## Given records
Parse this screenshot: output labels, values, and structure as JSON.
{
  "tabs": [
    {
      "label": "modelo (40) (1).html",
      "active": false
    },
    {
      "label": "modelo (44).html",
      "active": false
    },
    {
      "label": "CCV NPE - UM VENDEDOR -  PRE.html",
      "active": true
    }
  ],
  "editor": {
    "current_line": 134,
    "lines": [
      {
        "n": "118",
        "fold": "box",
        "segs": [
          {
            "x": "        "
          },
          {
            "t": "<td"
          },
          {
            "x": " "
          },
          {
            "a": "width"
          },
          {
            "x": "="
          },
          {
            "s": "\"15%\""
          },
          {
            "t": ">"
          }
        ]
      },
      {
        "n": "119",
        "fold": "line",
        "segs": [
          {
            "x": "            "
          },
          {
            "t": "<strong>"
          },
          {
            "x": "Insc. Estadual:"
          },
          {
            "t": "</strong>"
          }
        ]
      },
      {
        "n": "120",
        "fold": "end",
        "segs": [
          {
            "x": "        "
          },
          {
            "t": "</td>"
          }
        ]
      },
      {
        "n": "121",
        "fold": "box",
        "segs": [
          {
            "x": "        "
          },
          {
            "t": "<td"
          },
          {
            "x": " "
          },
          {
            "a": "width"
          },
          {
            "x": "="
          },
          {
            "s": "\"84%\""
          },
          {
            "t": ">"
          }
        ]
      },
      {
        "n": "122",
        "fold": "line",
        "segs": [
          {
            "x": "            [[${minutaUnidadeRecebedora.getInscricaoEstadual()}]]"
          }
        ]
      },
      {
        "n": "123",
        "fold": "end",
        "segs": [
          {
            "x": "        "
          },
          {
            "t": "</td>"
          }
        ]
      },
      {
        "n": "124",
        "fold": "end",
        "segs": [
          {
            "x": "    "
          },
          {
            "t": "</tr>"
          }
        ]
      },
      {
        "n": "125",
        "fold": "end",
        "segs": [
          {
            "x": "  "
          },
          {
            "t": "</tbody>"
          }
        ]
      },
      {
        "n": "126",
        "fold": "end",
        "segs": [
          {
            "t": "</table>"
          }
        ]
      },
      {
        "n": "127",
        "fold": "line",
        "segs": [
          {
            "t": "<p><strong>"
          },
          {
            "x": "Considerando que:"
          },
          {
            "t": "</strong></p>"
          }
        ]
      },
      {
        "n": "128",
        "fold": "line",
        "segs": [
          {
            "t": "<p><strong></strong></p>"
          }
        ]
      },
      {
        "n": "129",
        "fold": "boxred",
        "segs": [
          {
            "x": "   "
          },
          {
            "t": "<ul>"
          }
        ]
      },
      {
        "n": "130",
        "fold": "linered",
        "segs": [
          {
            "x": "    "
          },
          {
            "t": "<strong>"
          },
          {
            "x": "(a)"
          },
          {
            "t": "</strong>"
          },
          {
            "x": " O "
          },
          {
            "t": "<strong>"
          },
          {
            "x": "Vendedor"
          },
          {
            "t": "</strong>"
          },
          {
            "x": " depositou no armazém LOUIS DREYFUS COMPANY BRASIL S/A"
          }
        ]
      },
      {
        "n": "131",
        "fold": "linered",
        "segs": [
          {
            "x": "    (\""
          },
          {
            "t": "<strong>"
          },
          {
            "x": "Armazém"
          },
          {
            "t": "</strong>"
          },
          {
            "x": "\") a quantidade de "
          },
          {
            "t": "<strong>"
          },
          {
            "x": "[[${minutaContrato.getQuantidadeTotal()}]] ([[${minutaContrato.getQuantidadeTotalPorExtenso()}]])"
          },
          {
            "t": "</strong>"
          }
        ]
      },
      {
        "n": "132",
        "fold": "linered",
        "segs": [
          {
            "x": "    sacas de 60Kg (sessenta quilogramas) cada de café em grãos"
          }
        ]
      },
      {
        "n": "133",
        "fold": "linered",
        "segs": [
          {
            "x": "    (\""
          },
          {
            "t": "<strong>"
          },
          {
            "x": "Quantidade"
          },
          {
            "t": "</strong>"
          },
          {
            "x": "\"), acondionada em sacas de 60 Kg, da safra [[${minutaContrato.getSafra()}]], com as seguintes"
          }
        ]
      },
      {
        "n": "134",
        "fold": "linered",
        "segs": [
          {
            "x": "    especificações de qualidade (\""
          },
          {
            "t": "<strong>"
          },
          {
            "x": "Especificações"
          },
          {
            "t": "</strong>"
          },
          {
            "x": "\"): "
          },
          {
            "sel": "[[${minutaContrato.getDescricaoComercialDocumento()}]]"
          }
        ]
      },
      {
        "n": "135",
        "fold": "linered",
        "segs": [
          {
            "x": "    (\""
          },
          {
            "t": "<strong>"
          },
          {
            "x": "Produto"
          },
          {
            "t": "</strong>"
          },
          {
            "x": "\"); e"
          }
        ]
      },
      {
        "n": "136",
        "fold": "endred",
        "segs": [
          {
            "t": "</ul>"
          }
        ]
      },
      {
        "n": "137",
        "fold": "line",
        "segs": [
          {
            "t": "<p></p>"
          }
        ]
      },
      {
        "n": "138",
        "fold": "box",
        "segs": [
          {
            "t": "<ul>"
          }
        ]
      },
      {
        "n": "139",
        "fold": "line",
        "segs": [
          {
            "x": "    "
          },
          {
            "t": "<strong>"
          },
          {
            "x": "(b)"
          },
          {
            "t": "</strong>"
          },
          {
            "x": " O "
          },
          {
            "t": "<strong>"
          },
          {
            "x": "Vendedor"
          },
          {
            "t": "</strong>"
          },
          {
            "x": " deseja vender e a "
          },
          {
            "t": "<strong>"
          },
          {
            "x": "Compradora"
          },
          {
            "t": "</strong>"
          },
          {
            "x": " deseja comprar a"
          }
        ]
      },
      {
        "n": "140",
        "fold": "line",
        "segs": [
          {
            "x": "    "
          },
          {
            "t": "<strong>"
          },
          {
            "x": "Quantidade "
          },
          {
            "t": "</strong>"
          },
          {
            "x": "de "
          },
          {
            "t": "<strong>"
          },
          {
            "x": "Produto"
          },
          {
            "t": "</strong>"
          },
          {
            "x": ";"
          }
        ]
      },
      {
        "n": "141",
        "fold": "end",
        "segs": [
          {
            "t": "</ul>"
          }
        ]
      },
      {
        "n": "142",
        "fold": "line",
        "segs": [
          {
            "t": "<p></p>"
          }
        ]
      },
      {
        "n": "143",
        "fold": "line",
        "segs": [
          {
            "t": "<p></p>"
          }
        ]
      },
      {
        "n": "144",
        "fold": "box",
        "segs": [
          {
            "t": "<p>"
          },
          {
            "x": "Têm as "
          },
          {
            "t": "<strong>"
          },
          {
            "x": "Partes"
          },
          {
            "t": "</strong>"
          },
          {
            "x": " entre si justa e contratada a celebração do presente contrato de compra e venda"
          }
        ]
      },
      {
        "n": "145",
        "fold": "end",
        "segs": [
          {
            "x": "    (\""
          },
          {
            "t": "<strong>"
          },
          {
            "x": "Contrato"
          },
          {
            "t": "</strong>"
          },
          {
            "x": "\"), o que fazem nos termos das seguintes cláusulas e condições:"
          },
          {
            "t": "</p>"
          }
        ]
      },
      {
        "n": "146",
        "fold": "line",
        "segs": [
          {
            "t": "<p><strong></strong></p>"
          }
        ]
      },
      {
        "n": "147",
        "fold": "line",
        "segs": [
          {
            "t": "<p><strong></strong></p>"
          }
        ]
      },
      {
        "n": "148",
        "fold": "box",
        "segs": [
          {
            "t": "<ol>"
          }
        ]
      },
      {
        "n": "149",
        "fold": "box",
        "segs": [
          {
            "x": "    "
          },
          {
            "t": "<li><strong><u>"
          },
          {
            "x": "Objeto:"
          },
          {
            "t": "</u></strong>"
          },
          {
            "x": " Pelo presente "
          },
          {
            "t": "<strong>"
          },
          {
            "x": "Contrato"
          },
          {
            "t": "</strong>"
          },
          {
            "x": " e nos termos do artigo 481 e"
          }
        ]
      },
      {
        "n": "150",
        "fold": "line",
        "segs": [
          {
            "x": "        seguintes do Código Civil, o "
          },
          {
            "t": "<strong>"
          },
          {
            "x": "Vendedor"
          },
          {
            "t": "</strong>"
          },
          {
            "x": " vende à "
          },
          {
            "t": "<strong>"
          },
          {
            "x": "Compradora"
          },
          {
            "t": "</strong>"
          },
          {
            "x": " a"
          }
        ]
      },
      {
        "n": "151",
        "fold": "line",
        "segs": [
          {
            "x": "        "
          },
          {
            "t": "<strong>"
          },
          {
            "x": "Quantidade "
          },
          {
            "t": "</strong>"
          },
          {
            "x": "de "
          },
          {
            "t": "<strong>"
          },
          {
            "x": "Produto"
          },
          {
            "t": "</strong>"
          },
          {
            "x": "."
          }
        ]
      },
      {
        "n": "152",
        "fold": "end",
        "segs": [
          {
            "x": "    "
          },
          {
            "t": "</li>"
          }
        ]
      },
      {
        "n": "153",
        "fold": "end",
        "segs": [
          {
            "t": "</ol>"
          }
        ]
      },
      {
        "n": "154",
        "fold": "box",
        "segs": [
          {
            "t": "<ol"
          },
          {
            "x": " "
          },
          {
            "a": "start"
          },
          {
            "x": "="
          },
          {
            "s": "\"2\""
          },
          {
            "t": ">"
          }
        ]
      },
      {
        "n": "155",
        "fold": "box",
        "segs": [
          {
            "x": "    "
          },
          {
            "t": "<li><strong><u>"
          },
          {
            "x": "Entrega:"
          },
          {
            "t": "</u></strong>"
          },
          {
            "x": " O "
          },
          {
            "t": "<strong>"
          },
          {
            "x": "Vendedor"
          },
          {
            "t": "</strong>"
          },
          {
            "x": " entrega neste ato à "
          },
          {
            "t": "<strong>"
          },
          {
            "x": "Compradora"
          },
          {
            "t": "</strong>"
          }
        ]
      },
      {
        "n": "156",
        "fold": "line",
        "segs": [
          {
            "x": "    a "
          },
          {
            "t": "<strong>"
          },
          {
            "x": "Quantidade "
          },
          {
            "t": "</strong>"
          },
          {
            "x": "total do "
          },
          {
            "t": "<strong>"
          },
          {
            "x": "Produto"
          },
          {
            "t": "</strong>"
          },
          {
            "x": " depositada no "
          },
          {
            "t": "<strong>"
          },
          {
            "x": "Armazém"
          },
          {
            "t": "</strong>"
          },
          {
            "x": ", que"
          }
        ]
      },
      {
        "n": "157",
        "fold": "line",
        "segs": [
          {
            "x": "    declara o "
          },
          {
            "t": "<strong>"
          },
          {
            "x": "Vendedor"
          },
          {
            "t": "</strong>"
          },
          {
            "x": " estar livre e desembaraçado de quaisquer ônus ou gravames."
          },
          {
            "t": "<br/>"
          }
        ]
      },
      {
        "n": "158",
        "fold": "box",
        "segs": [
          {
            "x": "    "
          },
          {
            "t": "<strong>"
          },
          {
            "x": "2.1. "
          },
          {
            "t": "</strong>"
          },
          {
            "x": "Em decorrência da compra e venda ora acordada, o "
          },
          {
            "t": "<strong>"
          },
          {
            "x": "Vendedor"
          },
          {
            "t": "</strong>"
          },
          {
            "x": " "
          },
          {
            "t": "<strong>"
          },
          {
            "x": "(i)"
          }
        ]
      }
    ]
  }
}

## Given task
Look through the data above. Find each line with the string "html" and copy it.

## In response
      "label": "modelo (40) (1).html",
      "label": "modelo (44).html",
      "label": "CCV NPE - UM VENDEDOR -  PRE.html",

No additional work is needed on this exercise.